» **THE REQUEST**: Reproduce the records below exactly as they appear, omitting any pictures they contain.

» **RECORDS SUPPLIED**:
-.-.-

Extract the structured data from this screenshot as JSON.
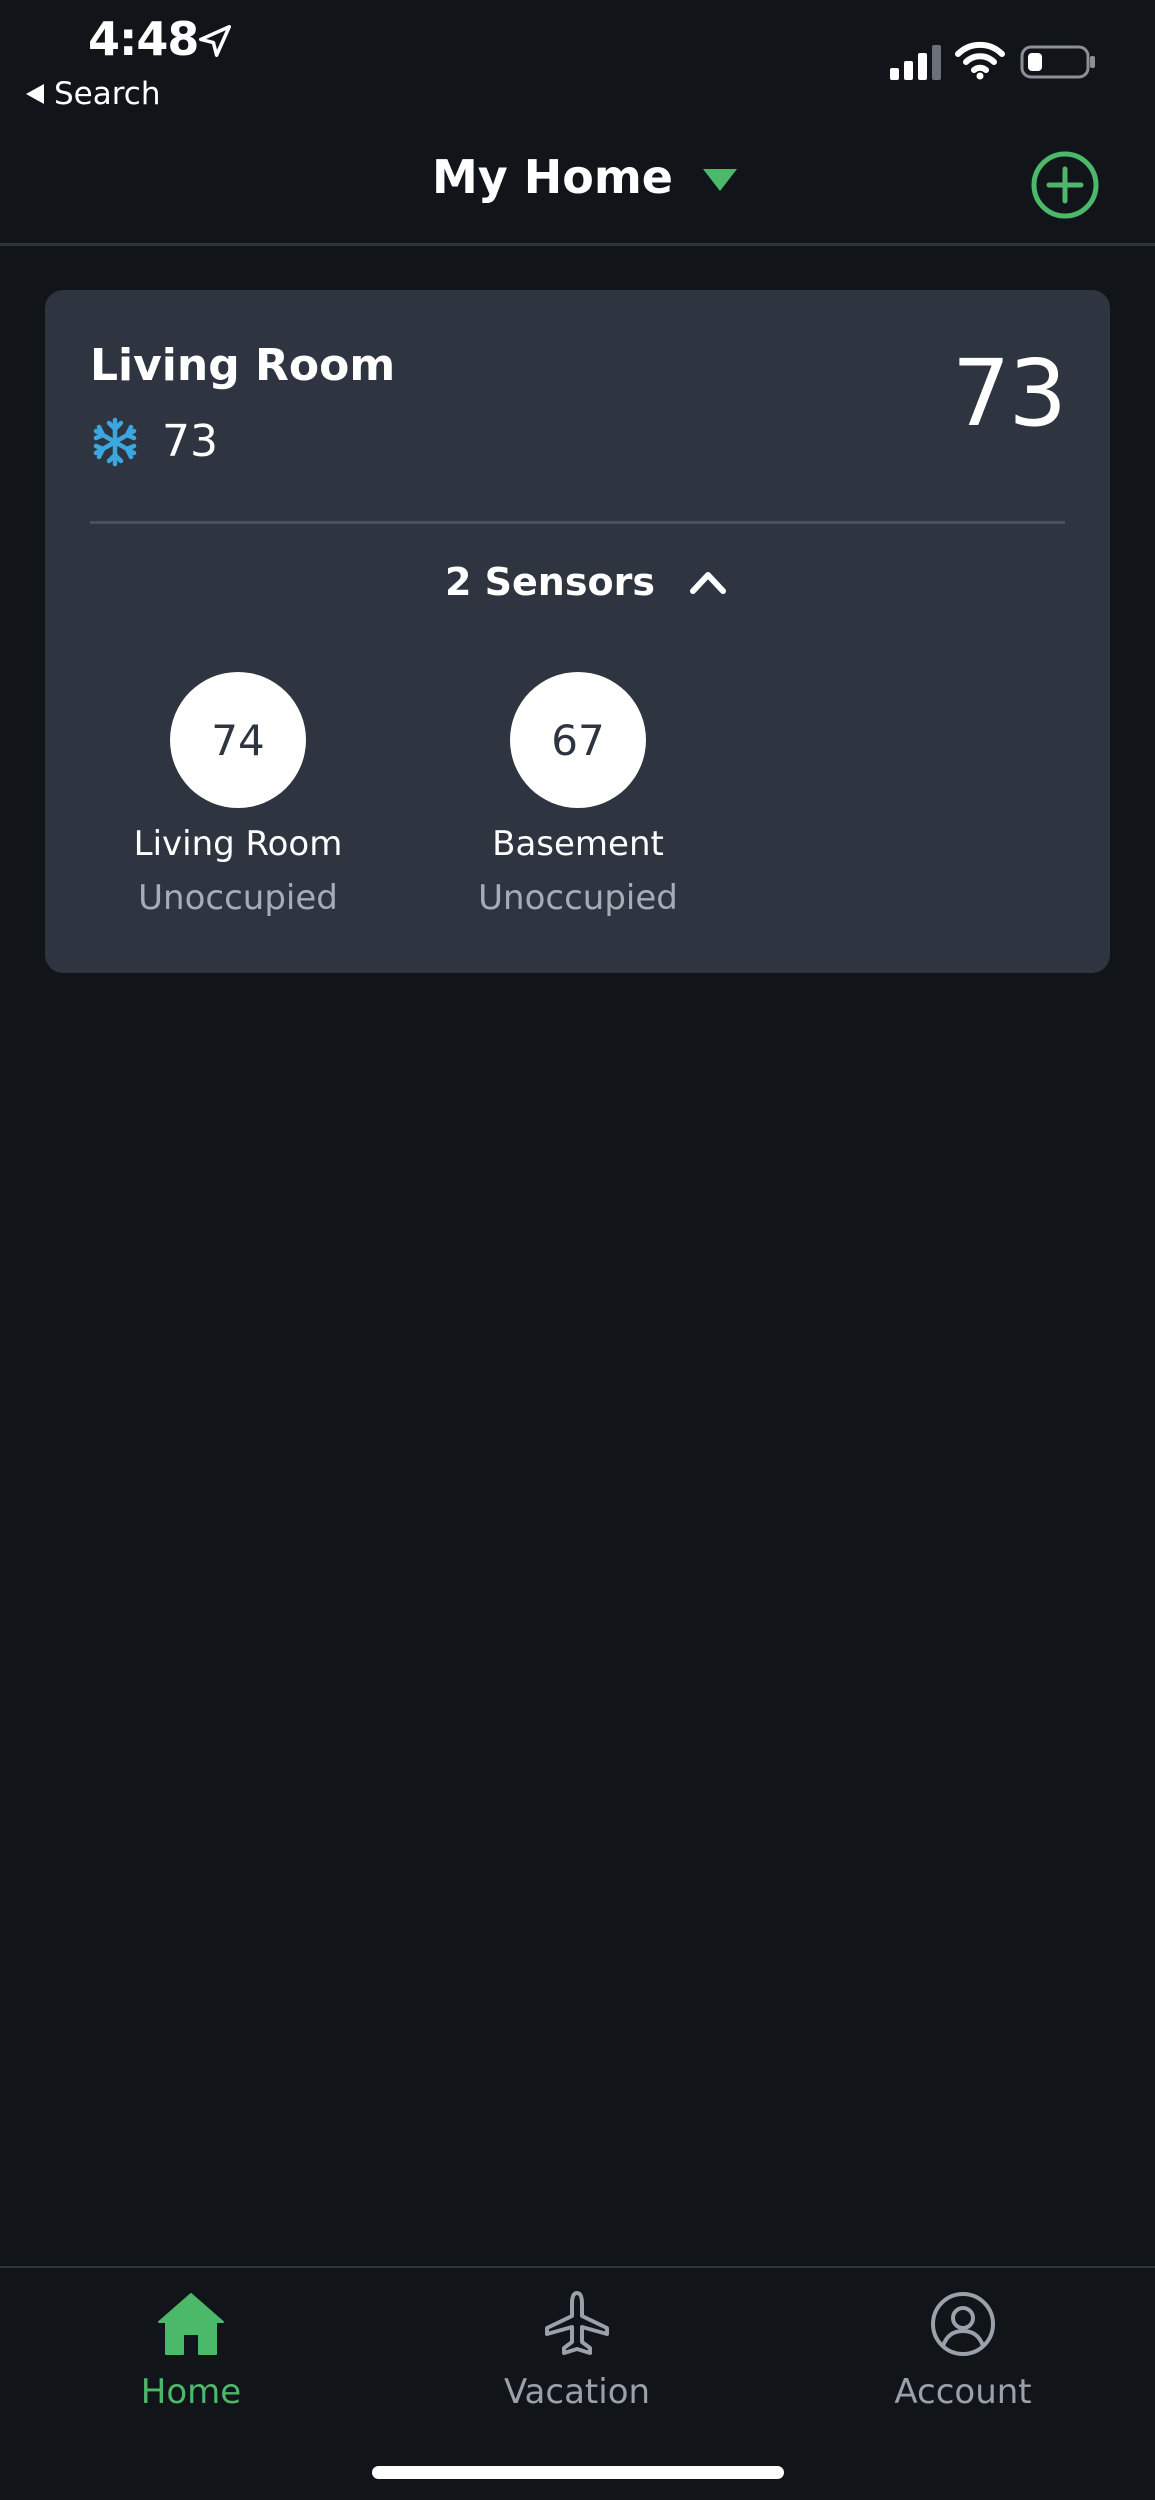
{
  "status_bar": {
    "time": "4:48",
    "back_label": "Search"
  },
  "header": {
    "title": "My Home",
    "accent_color": "#4cb86a"
  },
  "thermostat": {
    "room_name": "Living Room",
    "mode_icon": "snowflake-icon",
    "setpoint": "73",
    "current_temp": "73",
    "sensors_toggle_label": "2 Sensors",
    "sensors": [
      {
        "temp": "74",
        "name": "Living Room",
        "status": "Unoccupied"
      },
      {
        "temp": "67",
        "name": "Basement",
        "status": "Unoccupied"
      }
    ]
  },
  "tab_bar": {
    "tabs": [
      {
        "label": "Home",
        "icon": "home-icon",
        "active": true
      },
      {
        "label": "Vacation",
        "icon": "airplane-icon",
        "active": false
      },
      {
        "label": "Account",
        "icon": "account-icon",
        "active": false
      }
    ],
    "active_color": "#4cb86a",
    "inactive_color": "#9aa1ab"
  }
}
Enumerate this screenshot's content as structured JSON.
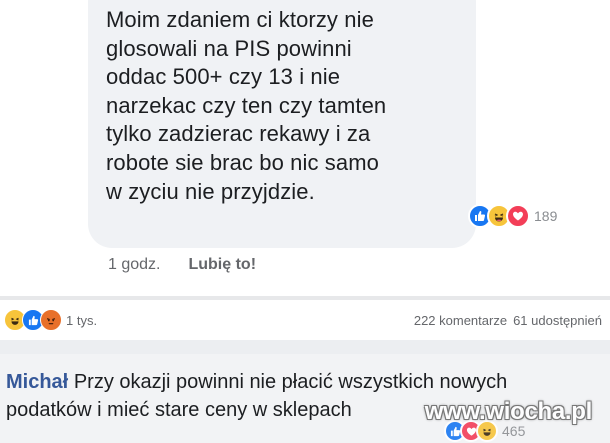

-.-.-

» **SOLUTION TO THE PROBLEM**:
Extract the structured data from this screenshot as JSON.
{
  "status_bar": {
    "time": "4:48",
    "back_label": "Search"
  },
  "header": {
    "title": "My Home",
    "accent_color": "#4cb86a"
  },
  "thermostat": {
    "room_name": "Living Room",
    "mode_icon": "snowflake-icon",
    "setpoint": "73",
    "current_temp": "73",
    "sensors_toggle_label": "2 Sensors",
    "sensors": [
      {
        "temp": "74",
        "name": "Living Room",
        "status": "Unoccupied"
      },
      {
        "temp": "67",
        "name": "Basement",
        "status": "Unoccupied"
      }
    ]
  },
  "tab_bar": {
    "tabs": [
      {
        "label": "Home",
        "icon": "home-icon",
        "active": true
      },
      {
        "label": "Vacation",
        "icon": "airplane-icon",
        "active": false
      },
      {
        "label": "Account",
        "icon": "account-icon",
        "active": false
      }
    ],
    "active_color": "#4cb86a",
    "inactive_color": "#9aa1ab"
  }
}
Enumerate this screenshot's content as structured JSON.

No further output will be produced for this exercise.